--- START OF RECORDS PROVIDED ---

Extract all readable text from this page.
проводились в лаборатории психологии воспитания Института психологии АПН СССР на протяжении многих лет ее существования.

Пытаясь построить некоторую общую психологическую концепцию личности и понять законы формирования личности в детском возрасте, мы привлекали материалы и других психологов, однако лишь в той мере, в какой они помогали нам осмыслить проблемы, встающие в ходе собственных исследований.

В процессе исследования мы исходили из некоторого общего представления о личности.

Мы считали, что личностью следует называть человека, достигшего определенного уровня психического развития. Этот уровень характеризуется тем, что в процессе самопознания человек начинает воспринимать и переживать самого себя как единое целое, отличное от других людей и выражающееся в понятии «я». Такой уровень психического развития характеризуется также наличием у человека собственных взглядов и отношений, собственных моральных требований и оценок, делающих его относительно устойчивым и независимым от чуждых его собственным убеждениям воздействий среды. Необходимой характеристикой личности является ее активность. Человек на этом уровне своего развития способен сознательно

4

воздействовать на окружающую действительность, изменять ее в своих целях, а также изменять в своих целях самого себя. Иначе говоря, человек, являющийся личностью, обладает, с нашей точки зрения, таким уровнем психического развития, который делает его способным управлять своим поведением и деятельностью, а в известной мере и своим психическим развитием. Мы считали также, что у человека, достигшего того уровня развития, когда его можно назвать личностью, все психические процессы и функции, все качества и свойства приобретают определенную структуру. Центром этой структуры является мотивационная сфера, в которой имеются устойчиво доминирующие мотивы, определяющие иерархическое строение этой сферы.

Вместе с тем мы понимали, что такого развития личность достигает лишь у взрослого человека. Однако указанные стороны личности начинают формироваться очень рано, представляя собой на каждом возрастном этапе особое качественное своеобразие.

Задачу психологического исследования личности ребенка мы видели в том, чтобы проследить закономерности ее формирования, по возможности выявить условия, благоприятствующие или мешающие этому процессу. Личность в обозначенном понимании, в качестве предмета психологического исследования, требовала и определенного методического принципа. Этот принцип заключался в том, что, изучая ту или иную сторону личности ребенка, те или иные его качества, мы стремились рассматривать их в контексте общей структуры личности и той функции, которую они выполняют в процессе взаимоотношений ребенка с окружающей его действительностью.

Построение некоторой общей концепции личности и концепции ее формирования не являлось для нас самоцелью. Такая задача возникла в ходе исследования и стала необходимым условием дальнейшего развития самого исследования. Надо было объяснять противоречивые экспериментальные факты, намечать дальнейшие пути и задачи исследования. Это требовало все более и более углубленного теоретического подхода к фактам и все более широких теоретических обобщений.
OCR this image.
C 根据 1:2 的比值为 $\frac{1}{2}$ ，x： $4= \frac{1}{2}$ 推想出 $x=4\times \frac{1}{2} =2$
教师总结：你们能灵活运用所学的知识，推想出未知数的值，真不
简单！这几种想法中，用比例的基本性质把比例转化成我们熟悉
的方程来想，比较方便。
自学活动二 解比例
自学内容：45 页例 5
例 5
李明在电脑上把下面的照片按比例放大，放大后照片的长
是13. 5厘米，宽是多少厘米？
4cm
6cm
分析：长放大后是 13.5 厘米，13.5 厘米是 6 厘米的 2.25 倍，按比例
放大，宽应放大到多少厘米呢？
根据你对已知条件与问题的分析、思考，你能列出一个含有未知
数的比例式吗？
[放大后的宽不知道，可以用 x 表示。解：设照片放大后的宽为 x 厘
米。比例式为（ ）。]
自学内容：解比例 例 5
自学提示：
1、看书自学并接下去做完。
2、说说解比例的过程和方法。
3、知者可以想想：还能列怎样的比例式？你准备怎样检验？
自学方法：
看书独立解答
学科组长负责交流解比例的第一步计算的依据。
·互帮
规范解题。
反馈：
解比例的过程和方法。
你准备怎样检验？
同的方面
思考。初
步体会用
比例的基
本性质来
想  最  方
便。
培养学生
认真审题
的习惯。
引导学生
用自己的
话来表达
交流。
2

--- END OF RECORDS PROVIDED ---

▶ **DESCRIPTION OF THE TASK**:
Show the lines of the records that contain the word "你准备怎样检验".

▶ **SOLUTION FOR THIS PROBLEM**:
3、知者可以想想：还能列怎样的比例式？你准备怎样检验？
你准备怎样检验？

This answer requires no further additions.